■ Written exercise 1
Can you repeat the records below word for word, from their first line through the line holding "The system for", inclusive?

— start Reading text —

Tag Archives: concealed carry handgun

SKILLS: Carrying Concealed: Changes You Can Expect To Your Lifestyle


A lot of thought and preparation goes into the decision to carry concealed. Here are three things not to be overlooked. Keep reading!

concealed carry

SOURCE: Team Springfield 
Posted by Jason Burton

On my 21st birthday, the prospects of being able to finally purchase alcohol weren’t nearly as interesting to me as my ability to now acquire a concealed pistol license (CPL) and carry a handgun on a daily basis.

So a couple of weeks after I turned 21, I received my CPL and strapped on my carry pistol.

At the time, it was a compact stainless steel 9mm. It didn’t take long for me to realize that, despite having been raised with guns and literally shooting my whole life, I knew nothing about carrying a concealed handgun for self-defense on a day-to-day basis.

From that moment forward, I became a student of concealed carry, studying everything from shooting, tactics and techniques to mindset, modes of carry and how to function on a daily basis while carrying a concealed handgun.

— end Reading text —
— start Record list —

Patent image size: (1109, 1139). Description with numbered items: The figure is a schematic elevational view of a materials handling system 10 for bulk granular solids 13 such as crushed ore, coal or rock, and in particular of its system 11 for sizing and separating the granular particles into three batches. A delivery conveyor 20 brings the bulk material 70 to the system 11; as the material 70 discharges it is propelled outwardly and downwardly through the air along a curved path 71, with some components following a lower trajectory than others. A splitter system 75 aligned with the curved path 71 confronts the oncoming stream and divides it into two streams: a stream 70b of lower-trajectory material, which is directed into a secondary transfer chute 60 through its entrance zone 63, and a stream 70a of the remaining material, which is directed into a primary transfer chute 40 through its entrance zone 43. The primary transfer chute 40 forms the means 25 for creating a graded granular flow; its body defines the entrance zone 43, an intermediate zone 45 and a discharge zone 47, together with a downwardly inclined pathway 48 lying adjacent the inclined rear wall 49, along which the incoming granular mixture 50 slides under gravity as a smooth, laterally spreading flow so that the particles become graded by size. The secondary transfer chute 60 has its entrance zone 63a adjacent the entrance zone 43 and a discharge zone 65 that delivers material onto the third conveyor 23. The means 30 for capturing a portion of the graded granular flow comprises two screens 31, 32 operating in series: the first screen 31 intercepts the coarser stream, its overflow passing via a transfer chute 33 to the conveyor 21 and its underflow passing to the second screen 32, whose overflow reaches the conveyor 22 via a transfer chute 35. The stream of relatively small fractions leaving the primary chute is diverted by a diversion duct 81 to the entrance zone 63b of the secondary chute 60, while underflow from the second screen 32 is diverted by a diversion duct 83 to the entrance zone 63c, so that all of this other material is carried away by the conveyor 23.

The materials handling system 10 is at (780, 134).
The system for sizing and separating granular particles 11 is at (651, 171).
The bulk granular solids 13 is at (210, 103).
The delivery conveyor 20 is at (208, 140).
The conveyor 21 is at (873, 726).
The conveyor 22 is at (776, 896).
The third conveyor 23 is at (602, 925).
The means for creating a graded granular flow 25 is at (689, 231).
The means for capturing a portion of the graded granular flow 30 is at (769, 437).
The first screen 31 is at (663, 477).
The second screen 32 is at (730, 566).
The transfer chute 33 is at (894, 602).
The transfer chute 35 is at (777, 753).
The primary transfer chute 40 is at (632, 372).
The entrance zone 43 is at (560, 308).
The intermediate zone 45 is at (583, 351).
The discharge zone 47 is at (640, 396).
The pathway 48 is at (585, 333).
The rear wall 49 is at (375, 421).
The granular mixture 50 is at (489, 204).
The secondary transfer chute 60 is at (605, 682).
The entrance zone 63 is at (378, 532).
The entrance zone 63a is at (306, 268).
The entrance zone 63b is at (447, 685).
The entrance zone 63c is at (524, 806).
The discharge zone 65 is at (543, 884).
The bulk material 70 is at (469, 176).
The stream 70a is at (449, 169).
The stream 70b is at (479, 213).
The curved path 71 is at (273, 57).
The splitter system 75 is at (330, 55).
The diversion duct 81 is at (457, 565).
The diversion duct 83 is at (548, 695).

— end Record list —

■ Written exercise 2
Can you reproduce the concealed carry text above verbatim, from "SOURCE: Team Springfield" through "a concealed handgun.", inclusive?

■ Full response 1
Patent image size: (1109, 1139). Description with numbered items: The figure is a schematic elevational view of a materials handling system 10 for bulk granular solids 13 such as crushed ore, coal or rock, and in particular of its system 11 for sizing and separating the granular particles into three batches. A delivery conveyor 20 brings the bulk material 70 to the system 11; as the material 70 discharges it is propelled outwardly and downwardly through the air along a curved path 71, with some components following a lower trajectory than others. A splitter system 75 aligned with the curved path 71 confronts the oncoming stream and divides it into two streams: a stream 70b of lower-trajectory material, which is directed into a secondary transfer chute 60 through its entrance zone 63, and a stream 70a of the remaining material, which is directed into a primary transfer chute 40 through its entrance zone 43. The primary transfer chute 40 forms the means 25 for creating a graded granular flow; its body defines the entrance zone 43, an intermediate zone 45 and a discharge zone 47, together with a downwardly inclined pathway 48 lying adjacent the inclined rear wall 49, along which the incoming granular mixture 50 slides under gravity as a smooth, laterally spreading flow so that the particles become graded by size. The secondary transfer chute 60 has its entrance zone 63a adjacent the entrance zone 43 and a discharge zone 65 that delivers material onto the third conveyor 23. The means 30 for capturing a portion of the graded granular flow comprises two screens 31, 32 operating in series: the first screen 31 intercepts the coarser stream, its overflow passing via a transfer chute 33 to the conveyor 21 and its underflow passing to the second screen 32, whose overflow reaches the conveyor 22 via a transfer chute 35. The stream of relatively small fractions leaving the primary chute is diverted by a diversion duct 81 to the entrance zone 63b of the secondary chute 60, while underflow from the second screen 32 is diverted by a diversion duct 83 to the entrance zone 63c, so that all of this other material is carried away by the conveyor 23.

The materials handling system 10 is at (780, 134).
The system for sizing and separating granular particles 11 is at (651, 171).

■ Full response 2
SOURCE: Team Springfield 
Posted by Jason Burton

On my 21st birthday, the prospects of being able to finally purchase alcohol weren’t nearly as interesting to me as my ability to now acquire a concealed pistol license (CPL) and carry a handgun on a daily basis.

So a couple of weeks after I turned 21, I received my CPL and strapped on my carry pistol.

At the time, it was a compact stainless steel 9mm. It didn’t take long for me to realize that, despite having been raised with guns and literally shooting my whole life, I knew nothing about carrying a concealed handgun for self-defense on a day-to-day basis.

From that moment forward, I became a student of concealed carry, studying everything from shooting, tactics and techniques to mindset, modes of carry and how to function on a daily basis while carrying a concealed handgun.